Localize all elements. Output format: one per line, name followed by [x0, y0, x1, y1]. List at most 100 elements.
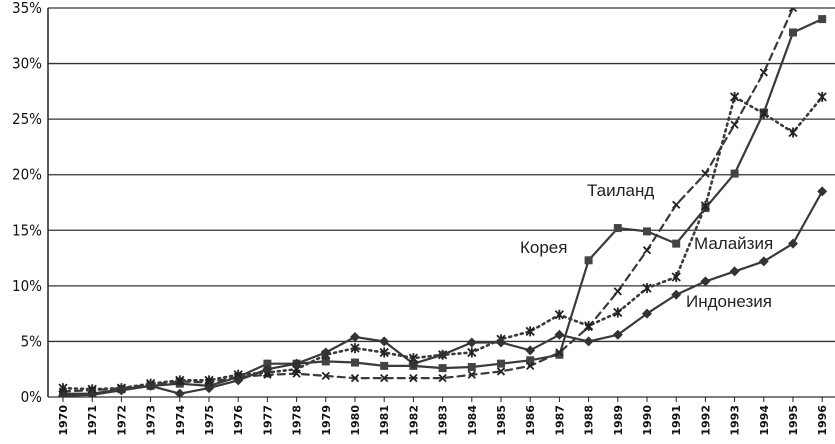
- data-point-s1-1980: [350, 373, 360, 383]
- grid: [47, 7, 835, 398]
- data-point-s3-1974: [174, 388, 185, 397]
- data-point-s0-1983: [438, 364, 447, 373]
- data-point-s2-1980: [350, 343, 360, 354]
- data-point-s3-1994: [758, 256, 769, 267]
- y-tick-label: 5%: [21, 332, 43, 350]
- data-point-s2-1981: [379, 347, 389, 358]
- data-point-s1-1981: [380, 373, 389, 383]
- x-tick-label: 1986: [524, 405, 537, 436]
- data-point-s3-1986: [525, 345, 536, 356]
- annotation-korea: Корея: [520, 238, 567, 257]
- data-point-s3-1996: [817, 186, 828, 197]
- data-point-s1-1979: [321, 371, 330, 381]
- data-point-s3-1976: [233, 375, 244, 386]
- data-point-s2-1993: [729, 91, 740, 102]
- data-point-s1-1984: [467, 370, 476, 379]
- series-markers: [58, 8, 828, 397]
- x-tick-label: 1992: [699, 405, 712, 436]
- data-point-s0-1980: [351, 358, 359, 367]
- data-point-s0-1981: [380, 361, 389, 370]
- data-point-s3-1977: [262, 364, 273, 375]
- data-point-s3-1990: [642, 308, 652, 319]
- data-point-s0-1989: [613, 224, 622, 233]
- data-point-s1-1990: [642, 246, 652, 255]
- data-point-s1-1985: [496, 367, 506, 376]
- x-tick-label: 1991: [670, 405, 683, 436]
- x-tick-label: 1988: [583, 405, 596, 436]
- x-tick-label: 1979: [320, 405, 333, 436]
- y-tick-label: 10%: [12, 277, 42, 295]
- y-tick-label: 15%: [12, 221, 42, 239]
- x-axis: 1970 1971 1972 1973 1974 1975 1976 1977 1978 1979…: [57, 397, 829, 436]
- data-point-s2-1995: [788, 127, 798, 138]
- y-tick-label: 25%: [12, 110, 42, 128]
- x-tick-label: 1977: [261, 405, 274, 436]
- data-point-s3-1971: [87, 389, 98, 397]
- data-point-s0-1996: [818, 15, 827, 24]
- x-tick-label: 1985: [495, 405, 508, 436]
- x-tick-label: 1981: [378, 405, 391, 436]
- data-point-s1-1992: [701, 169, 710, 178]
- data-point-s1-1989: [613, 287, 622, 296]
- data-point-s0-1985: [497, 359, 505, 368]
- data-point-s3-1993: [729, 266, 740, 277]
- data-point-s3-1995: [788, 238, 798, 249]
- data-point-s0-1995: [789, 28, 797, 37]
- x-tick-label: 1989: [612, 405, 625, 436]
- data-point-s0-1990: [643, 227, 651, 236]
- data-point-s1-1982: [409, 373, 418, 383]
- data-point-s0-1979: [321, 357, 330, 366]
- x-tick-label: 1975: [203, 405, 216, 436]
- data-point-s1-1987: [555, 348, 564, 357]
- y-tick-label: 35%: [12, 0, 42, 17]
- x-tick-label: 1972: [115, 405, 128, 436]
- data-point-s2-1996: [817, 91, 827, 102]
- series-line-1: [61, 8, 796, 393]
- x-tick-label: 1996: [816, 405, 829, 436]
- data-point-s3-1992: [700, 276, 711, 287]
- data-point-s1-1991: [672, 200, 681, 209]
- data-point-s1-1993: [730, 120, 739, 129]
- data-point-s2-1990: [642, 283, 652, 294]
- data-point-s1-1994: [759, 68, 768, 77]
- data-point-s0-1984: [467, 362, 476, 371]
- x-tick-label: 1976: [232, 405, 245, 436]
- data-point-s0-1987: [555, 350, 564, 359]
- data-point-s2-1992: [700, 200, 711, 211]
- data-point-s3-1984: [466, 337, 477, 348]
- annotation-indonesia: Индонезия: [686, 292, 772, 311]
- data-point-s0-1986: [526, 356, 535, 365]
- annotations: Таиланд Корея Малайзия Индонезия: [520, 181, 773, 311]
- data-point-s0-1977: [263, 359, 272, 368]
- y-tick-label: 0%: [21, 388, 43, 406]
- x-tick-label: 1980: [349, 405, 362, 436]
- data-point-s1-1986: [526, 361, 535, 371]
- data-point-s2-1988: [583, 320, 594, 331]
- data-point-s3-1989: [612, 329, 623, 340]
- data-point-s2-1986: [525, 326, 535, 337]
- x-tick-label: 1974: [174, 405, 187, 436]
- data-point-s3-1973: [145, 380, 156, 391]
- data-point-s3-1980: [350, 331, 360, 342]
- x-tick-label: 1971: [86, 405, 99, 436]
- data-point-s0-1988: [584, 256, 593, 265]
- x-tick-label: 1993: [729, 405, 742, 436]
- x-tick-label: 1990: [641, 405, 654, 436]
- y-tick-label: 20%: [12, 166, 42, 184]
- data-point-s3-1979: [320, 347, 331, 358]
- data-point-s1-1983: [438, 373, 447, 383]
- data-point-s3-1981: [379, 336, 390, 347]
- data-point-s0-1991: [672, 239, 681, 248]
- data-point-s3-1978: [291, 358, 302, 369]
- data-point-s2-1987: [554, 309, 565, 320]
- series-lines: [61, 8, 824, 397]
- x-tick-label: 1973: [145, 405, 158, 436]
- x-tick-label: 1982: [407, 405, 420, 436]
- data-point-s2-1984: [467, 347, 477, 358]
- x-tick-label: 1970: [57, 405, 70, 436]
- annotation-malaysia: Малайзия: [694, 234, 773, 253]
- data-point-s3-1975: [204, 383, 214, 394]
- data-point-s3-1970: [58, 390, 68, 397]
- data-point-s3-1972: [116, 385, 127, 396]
* * * * * * * * *
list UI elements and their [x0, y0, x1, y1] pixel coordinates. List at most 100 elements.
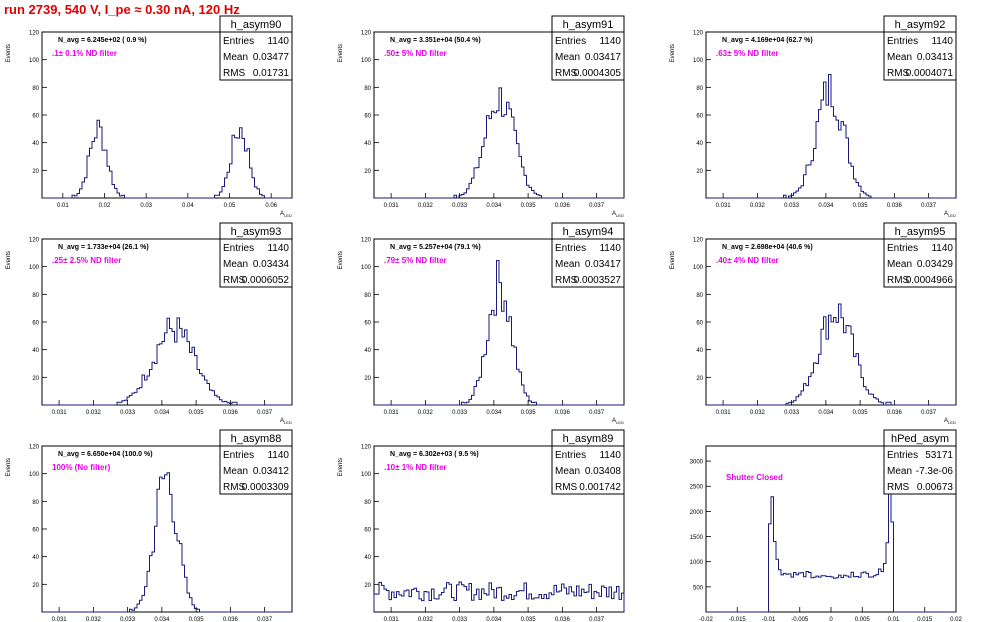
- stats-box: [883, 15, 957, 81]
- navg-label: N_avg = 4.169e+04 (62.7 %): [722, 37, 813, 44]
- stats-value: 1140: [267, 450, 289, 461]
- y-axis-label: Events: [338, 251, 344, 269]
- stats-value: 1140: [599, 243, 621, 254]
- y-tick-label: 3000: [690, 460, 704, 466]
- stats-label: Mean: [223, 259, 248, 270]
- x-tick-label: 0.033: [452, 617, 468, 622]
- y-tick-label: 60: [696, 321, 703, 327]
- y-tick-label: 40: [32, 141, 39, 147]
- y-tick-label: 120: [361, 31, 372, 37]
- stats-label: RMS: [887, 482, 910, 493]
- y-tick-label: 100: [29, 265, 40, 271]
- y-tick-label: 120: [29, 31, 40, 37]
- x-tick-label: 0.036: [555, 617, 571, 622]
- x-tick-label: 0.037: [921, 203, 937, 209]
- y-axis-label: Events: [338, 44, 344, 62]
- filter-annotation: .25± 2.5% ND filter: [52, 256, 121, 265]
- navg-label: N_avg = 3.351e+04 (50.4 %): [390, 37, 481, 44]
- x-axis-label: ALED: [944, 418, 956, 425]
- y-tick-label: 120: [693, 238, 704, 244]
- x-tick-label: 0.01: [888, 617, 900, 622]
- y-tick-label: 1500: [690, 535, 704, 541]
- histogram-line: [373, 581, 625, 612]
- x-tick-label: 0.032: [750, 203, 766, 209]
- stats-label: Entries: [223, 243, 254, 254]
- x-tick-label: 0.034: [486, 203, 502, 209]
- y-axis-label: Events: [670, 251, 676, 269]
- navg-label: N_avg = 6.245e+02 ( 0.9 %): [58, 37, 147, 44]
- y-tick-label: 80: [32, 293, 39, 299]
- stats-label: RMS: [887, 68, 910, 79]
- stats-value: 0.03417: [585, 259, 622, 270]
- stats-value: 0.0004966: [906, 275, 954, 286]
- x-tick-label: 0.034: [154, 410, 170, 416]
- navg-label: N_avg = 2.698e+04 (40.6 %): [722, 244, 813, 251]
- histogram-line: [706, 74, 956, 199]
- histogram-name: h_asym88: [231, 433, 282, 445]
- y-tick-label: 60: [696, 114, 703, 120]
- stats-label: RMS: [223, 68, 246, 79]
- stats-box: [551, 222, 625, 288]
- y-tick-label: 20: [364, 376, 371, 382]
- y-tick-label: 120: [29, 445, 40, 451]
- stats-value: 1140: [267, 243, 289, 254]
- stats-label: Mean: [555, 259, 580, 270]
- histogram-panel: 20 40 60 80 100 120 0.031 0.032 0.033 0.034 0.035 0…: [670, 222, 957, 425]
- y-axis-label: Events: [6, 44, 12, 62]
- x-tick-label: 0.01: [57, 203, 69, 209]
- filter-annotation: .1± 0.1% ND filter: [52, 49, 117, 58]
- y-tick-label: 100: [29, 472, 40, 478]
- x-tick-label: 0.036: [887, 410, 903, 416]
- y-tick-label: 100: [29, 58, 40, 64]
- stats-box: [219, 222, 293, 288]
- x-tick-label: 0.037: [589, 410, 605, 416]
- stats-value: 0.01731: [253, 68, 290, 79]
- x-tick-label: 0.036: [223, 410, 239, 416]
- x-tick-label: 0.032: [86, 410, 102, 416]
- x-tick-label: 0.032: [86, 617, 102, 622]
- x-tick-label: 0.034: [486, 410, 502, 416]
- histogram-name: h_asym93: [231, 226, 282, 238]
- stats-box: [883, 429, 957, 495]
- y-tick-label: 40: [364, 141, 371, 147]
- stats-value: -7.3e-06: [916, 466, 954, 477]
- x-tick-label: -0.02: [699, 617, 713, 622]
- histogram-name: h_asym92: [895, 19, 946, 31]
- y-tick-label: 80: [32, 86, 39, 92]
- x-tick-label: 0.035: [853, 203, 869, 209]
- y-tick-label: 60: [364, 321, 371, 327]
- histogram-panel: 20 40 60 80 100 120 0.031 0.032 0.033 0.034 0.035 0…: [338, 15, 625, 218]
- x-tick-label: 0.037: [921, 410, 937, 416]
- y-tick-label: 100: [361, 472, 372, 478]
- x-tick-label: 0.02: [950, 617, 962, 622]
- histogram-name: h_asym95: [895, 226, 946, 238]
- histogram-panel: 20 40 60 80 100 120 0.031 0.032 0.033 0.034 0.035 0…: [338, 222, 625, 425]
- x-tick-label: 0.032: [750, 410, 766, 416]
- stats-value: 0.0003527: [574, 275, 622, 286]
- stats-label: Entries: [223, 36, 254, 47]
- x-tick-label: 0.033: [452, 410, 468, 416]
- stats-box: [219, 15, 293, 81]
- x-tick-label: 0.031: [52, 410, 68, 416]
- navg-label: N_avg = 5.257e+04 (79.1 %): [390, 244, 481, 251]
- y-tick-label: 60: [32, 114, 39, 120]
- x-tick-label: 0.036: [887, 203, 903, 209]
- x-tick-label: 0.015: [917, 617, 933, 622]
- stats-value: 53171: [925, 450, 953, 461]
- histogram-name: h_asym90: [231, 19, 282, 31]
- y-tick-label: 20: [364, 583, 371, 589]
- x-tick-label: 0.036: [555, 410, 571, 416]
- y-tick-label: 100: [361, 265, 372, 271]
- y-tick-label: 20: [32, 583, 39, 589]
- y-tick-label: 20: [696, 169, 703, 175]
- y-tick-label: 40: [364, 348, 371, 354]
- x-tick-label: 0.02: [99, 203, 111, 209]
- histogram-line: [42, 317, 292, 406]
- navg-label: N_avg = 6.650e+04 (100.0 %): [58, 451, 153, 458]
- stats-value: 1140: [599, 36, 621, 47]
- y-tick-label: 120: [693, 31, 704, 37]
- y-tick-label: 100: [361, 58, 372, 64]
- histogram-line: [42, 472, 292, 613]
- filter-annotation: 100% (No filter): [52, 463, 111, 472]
* * * * * * * * *
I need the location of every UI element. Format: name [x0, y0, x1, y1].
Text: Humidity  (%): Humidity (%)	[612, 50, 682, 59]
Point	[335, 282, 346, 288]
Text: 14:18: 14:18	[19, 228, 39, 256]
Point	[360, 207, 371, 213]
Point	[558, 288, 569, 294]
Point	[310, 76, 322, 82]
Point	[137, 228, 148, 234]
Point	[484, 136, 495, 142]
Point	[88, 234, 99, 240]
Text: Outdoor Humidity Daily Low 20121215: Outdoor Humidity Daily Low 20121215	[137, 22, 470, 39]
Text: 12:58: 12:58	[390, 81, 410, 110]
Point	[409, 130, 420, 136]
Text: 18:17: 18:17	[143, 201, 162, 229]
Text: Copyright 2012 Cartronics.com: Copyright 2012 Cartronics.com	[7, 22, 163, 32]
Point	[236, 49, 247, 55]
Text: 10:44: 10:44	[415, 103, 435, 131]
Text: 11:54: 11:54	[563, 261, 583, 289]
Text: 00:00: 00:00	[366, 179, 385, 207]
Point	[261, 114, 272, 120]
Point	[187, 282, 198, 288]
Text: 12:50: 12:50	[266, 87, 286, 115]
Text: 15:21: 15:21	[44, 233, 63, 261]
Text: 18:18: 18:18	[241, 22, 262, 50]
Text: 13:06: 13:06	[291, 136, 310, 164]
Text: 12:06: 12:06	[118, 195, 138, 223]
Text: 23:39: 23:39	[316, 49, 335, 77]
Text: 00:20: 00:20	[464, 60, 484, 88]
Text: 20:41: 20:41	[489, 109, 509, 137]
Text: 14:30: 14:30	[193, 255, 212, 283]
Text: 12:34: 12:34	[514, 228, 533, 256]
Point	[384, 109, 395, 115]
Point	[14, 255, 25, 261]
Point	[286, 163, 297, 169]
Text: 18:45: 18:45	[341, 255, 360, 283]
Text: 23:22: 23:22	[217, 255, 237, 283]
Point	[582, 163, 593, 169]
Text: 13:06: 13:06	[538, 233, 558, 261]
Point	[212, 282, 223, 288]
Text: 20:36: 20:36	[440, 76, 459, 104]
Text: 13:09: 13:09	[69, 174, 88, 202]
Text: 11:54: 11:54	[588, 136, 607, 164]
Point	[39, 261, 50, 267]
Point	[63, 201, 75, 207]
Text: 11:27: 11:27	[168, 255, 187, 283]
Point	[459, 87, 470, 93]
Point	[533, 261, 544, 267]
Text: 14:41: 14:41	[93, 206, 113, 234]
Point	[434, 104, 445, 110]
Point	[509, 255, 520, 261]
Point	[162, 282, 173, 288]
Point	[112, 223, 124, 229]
* * * * * * * * *
WHAT TO WORK ON:
Turn the lines in the first block of data above into a numbered list, starting with the line that contains "- data-point-s1-1980: [350, 373, 360, 383]" and going on through the line that contains "- data-point-s3-1976: [233, 375, 244, 386]", with both of those lines included. Leave out any blank lines and list nothing else.

FINISHED TASK:
1. - data-point-s1-1980: [350, 373, 360, 383]
2. - grid: [47, 7, 835, 398]
3. - data-point-s3-1974: [174, 388, 185, 397]
4. - data-point-s0-1983: [438, 364, 447, 373]
5. - data-point-s2-1980: [350, 343, 360, 354]
6. - data-point-s3-1994: [758, 256, 769, 267]
7. - y-tick-label: 5%: [21, 332, 43, 350]
8. - data-point-s2-1981: [379, 347, 389, 358]
9. - data-point-s1-1981: [380, 373, 389, 383]
10. - x-tick-label: 1986: [524, 405, 537, 436]
11. - data-point-s3-1986: [525, 345, 536, 356]
12. - annotation-korea: Корея: [520, 238, 567, 257]
13. - data-point-s3-1996: [817, 186, 828, 197]
14. - data-point-s1-1979: [321, 371, 330, 381]
15. - data-point-s3-1976: [233, 375, 244, 386]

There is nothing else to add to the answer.